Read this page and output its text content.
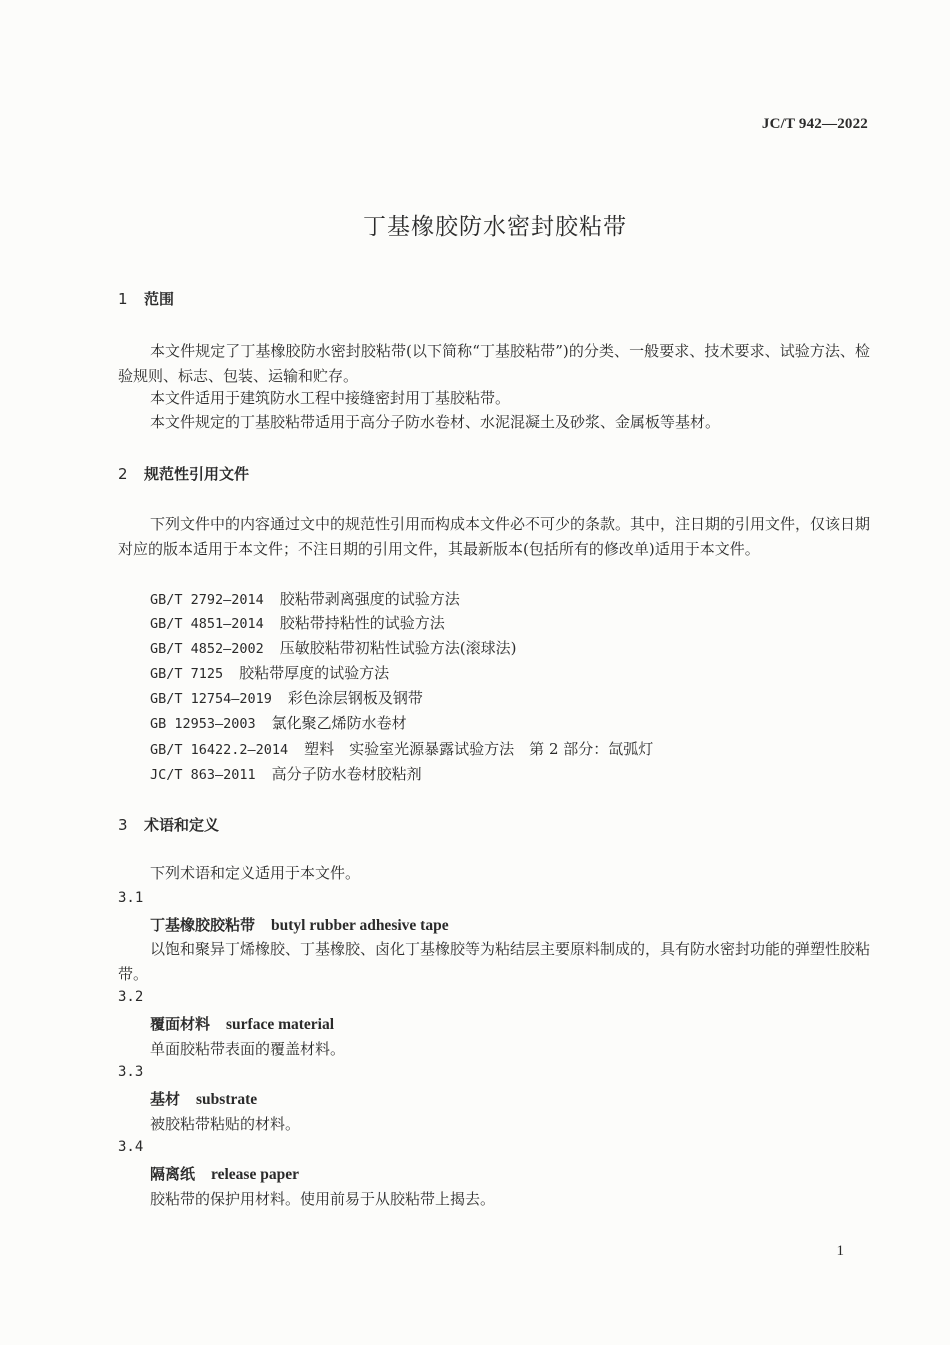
JC/T 942—2022
丁基橡胶防水密封胶粘带
1 范围
本文件规定了丁基橡胶防水密封胶粘带(以下简称“丁基胶粘带”)的分类、一般要求、技术要求、试验方法、检验规则、标志、包装、运输和贮存。
本文件适用于建筑防水工程中接缝密封用丁基胶粘带。
本文件规定的丁基胶粘带适用于高分子防水卷材、水泥混凝土及砂浆、金属板等基材。
2 规范性引用文件
下列文件中的内容通过文中的规范性引用而构成本文件必不可少的条款。其中，注日期的引用文件，仅该日期对应的版本适用于本文件；不注日期的引用文件，其最新版本(包括所有的修改单)适用于本文件。
GB/T 2792—2014 胶粘带剥离强度的试验方法
GB/T 4851—2014 胶粘带持粘性的试验方法
GB/T 4852—2002 压敏胶粘带初粘性试验方法(滚球法)
GB/T 7125 胶粘带厚度的试验方法
GB/T 12754—2019 彩色涂层钢板及钢带
GB 12953—2003 氯化聚乙烯防水卷材
GB/T 16422.2—2014 塑料　实验室光源暴露试验方法　第 2 部分：氙弧灯
JC/T 863—2011 高分子防水卷材胶粘剂
3 术语和定义
下列术语和定义适用于本文件。
3.1
丁基橡胶胶粘带 butyl rubber adhesive tape
以饱和聚异丁烯橡胶、丁基橡胶、卤化丁基橡胶等为粘结层主要原料制成的，具有防水密封功能的弹塑性胶粘带。
3.2
覆面材料 surface material
单面胶粘带表面的覆盖材料。
3.3
基材 substrate
被胶粘带粘贴的材料。
3.4
隔离纸 release paper
胶粘带的保护用材料。使用前易于从胶粘带上揭去。
1
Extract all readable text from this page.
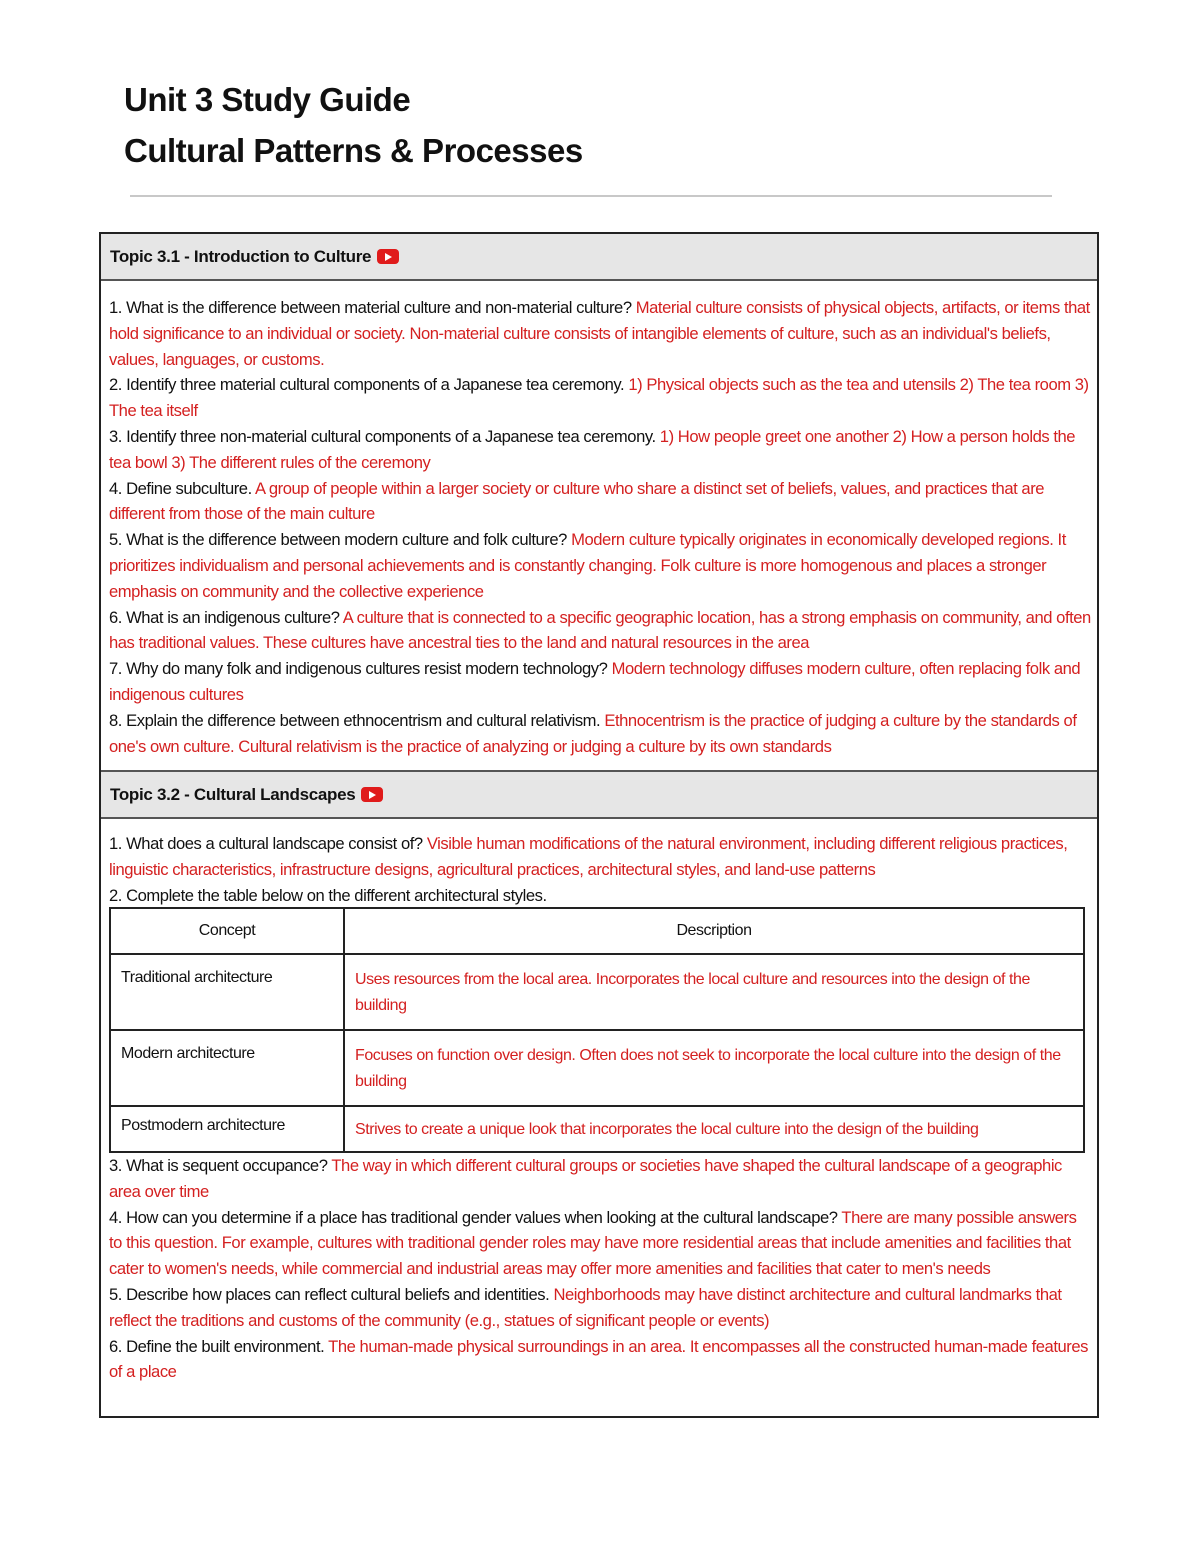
Unit 3 Study Guide
Cultural Patterns & Processes
Topic 3.1 - Introduction to Culture

1. What is the difference between material culture and non-material culture? Material culture consists of physical objects, artifacts, or items that hold significance to an individual or society. Non-material culture consists of intangible elements of culture, such as an individual's beliefs, values, languages, or customs.

2. Identify three material cultural components of a Japanese tea ceremony. 1) Physical objects such as the tea and utensils 2) The tea room 3) The tea itself

3. Identify three non-material cultural components of a Japanese tea ceremony. 1) How people greet one another 2) How a person holds the tea bowl 3) The different rules of the ceremony

4. Define subculture. A group of people within a larger society or culture who share a distinct set of beliefs, values, and practices that are different from those of the main culture

5. What is the difference between modern culture and folk culture? Modern culture typically originates in economically developed regions. It prioritizes individualism and personal achievements and is constantly changing. Folk culture is more homogenous and places a stronger emphasis on community and the collective experience

6. What is an indigenous culture? A culture that is connected to a specific geographic location, has a strong emphasis on community, and often has traditional values. These cultures have ancestral ties to the land and natural resources in the area

7. Why do many folk and indigenous cultures resist modern technology? Modern technology diffuses modern culture, often replacing folk and indigenous cultures

8. Explain the difference between ethnocentrism and cultural relativism. Ethnocentrism is the practice of judging a culture by the standards of one's own culture. Cultural relativism is the practice of analyzing or judging a culture by its own standards

Topic 3.2 - Cultural Landscapes

1. What does a cultural landscape consist of? Visible human modifications of the natural environment, including different religious practices, linguistic characteristics, infrastructure designs, agricultural practices, architectural styles, and land-use patterns

2. Complete the table below on the different architectural styles.

Concept	Description
Traditional architecture	Uses resources from the local area. Incorporates the local culture and resources into the design of the building
Modern architecture	Focuses on function over design. Often does not seek to incorporate the local culture into the design of the building
Postmodern architecture	Strives to create a unique look that incorporates the local culture into the design of the building

3. What is sequent occupance? The way in which different cultural groups or societies have shaped the cultural landscape of a geographic area over time

4. How can you determine if a place has traditional gender values when looking at the cultural landscape? There are many possible answers to this question. For example, cultures with traditional gender roles may have more residential areas that include amenities and facilities that cater to women's needs, while commercial and industrial areas may offer more amenities and facilities that cater to men's needs

5. Describe how places can reflect cultural beliefs and identities. Neighborhoods may have distinct architecture and cultural landmarks that reflect the traditions and customs of the community (e.g., statues of significant people or events)

6. Define the built environment. The human-made physical surroundings in an area. It encompasses all the constructed human-made features of a place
□ □ □
* [WHAT YOU NEED TO DO]:
Collect, from the material above, every line containing the word "into".

* [FULL RESPONSE]:
Traditional architecture	Uses resources from the local area. Incorporates the local culture and resources into the design of the building
Modern architecture	Focuses on function over design. Often does not seek to incorporate the local culture into the design of the building
Postmodern architecture	Strives to create a unique look that incorporates the local culture into the design of the building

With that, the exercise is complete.